__Challenge__
Reproduce the full listing that appears beneath this instruction exactly.

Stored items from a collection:
::::

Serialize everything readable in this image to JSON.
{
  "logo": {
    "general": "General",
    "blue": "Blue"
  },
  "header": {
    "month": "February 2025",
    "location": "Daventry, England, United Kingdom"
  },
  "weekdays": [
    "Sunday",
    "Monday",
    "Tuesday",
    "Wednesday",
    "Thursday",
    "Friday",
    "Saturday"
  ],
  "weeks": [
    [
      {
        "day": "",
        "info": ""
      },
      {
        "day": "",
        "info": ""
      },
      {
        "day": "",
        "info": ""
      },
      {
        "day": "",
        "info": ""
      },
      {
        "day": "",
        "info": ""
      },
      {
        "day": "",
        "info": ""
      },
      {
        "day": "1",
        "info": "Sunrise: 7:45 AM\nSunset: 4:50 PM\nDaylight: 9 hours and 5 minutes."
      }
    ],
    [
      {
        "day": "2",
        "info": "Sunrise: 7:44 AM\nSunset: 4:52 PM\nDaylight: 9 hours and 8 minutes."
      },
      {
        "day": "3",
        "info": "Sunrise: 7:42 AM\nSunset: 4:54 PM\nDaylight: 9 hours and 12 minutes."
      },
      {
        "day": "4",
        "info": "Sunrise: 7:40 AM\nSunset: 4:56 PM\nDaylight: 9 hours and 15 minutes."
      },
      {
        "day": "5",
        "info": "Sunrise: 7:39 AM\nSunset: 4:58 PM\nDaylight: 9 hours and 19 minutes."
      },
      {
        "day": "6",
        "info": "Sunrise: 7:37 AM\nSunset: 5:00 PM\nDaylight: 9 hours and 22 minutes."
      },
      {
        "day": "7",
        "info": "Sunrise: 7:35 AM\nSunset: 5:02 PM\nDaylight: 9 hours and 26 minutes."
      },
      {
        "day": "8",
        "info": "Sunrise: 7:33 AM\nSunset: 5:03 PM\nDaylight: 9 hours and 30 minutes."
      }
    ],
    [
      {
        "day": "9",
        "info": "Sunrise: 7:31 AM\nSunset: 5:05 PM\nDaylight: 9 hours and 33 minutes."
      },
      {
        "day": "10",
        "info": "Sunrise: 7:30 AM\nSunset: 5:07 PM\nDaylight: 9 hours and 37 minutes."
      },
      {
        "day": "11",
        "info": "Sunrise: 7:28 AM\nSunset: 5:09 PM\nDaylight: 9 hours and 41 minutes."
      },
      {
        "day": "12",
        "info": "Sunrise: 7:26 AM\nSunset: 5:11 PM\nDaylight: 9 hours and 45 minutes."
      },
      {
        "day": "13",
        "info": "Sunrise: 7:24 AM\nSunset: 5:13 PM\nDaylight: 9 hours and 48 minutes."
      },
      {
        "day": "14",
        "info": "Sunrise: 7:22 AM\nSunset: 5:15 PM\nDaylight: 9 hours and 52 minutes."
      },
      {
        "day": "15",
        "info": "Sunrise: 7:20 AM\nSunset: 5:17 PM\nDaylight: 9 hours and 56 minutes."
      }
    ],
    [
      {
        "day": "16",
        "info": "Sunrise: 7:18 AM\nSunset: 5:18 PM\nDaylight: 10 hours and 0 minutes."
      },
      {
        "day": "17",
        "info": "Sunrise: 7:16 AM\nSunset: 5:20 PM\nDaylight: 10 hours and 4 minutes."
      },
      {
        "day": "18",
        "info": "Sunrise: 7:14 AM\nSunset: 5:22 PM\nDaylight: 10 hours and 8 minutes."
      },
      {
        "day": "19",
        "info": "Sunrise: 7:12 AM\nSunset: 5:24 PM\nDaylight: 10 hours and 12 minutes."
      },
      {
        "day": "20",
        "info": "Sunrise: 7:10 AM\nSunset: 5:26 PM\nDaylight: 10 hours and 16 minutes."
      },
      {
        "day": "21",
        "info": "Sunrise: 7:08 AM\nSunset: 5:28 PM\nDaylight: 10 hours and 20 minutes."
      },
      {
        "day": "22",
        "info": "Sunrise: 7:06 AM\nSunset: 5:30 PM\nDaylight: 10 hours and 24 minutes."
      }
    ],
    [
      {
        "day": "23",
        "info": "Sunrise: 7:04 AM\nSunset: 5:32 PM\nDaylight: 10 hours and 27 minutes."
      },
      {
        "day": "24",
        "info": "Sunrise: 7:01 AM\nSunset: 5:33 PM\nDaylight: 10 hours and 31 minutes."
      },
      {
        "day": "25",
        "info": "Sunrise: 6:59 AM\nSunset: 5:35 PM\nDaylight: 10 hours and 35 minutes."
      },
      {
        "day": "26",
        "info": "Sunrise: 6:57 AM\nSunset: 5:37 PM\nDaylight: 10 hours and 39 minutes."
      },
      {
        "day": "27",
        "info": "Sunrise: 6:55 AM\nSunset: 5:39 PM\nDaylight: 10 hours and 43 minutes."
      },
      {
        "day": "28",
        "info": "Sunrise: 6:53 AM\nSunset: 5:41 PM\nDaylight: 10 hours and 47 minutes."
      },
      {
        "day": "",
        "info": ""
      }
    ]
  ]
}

::::

__Reply to the task__
Serialize everything readable in this image to JSON.
{
  "logo": {
    "general": "General",
    "blue": "Blue"
  },
  "header": {
    "month": "February 2025",
    "location": "Daventry, England, United Kingdom"
  },
  "weekdays": [
    "Sunday",
    "Monday",
    "Tuesday",
    "Wednesday",
    "Thursday",
    "Friday",
    "Saturday"
  ],
  "weeks": [
    [
      {
        "day": "",
        "info": ""
      },
      {
        "day": "",
        "info": ""
      },
      {
        "day": "",
        "info": ""
      },
      {
        "day": "",
        "info": ""
      },
      {
        "day": "",
        "info": ""
      },
      {
        "day": "",
        "info": ""
      },
      {
        "day": "1",
        "info": "Sunrise: 7:45 AM\nSunset: 4:50 PM\nDaylight: 9 hours and 5 minutes."
      }
    ],
    [
      {
        "day": "2",
        "info": "Sunrise: 7:44 AM\nSunset: 4:52 PM\nDaylight: 9 hours and 8 minutes."
      },
      {
        "day": "3",
        "info": "Sunrise: 7:42 AM\nSunset: 4:54 PM\nDaylight: 9 hours and 12 minutes."
      },
      {
        "day": "4",
        "info": "Sunrise: 7:40 AM\nSunset: 4:56 PM\nDaylight: 9 hours and 15 minutes."
      },
      {
        "day": "5",
        "info": "Sunrise: 7:39 AM\nSunset: 4:58 PM\nDaylight: 9 hours and 19 minutes."
      },
      {
        "day": "6",
        "info": "Sunrise: 7:37 AM\nSunset: 5:00 PM\nDaylight: 9 hours and 22 minutes."
      },
      {
        "day": "7",
        "info": "Sunrise: 7:35 AM\nSunset: 5:02 PM\nDaylight: 9 hours and 26 minutes."
      },
      {
        "day": "8",
        "info": "Sunrise: 7:33 AM\nSunset: 5:03 PM\nDaylight: 9 hours and 30 minutes."
      }
    ],
    [
      {
        "day": "9",
        "info": "Sunrise: 7:31 AM\nSunset: 5:05 PM\nDaylight: 9 hours and 33 minutes."
      },
      {
        "day": "10",
        "info": "Sunrise: 7:30 AM\nSunset: 5:07 PM\nDaylight: 9 hours and 37 minutes."
      },
      {
        "day": "11",
        "info": "Sunrise: 7:28 AM\nSunset: 5:09 PM\nDaylight: 9 hours and 41 minutes."
      },
      {
        "day": "12",
        "info": "Sunrise: 7:26 AM\nSunset: 5:11 PM\nDaylight: 9 hours and 45 minutes."
      },
      {
        "day": "13",
        "info": "Sunrise: 7:24 AM\nSunset: 5:13 PM\nDaylight: 9 hours and 48 minutes."
      },
      {
        "day": "14",
        "info": "Sunrise: 7:22 AM\nSunset: 5:15 PM\nDaylight: 9 hours and 52 minutes."
      },
      {
        "day": "15",
        "info": "Sunrise: 7:20 AM\nSunset: 5:17 PM\nDaylight: 9 hours and 56 minutes."
      }
    ],
    [
      {
        "day": "16",
        "info": "Sunrise: 7:18 AM\nSunset: 5:18 PM\nDaylight: 10 hours and 0 minutes."
      },
      {
        "day": "17",
        "info": "Sunrise: 7:16 AM\nSunset: 5:20 PM\nDaylight: 10 hours and 4 minutes."
      },
      {
        "day": "18",
        "info": "Sunrise: 7:14 AM\nSunset: 5:22 PM\nDaylight: 10 hours and 8 minutes."
      },
      {
        "day": "19",
        "info": "Sunrise: 7:12 AM\nSunset: 5:24 PM\nDaylight: 10 hours and 12 minutes."
      },
      {
        "day": "20",
        "info": "Sunrise: 7:10 AM\nSunset: 5:26 PM\nDaylight: 10 hours and 16 minutes."
      },
      {
        "day": "21",
        "info": "Sunrise: 7:08 AM\nSunset: 5:28 PM\nDaylight: 10 hours and 20 minutes."
      },
      {
        "day": "22",
        "info": "Sunrise: 7:06 AM\nSunset: 5:30 PM\nDaylight: 10 hours and 24 minutes."
      }
    ],
    [
      {
        "day": "23",
        "info": "Sunrise: 7:04 AM\nSunset: 5:32 PM\nDaylight: 10 hours and 27 minutes."
      },
      {
        "day": "24",
        "info": "Sunrise: 7:01 AM\nSunset: 5:33 PM\nDaylight: 10 hours and 31 minutes."
      },
      {
        "day": "25",
        "info": "Sunrise: 6:59 AM\nSunset: 5:35 PM\nDaylight: 10 hours and 35 minutes."
      },
      {
        "day": "26",
        "info": "Sunrise: 6:57 AM\nSunset: 5:37 PM\nDaylight: 10 hours and 39 minutes."
      },
      {
        "day": "27",
        "info": "Sunrise: 6:55 AM\nSunset: 5:39 PM\nDaylight: 10 hours and 43 minutes."
      },
      {
        "day": "28",
        "info": "Sunrise: 6:53 AM\nSunset: 5:41 PM\nDaylight: 10 hours and 47 minutes."
      },
      {
        "day": "",
        "info": ""
      }
    ]
  ]
}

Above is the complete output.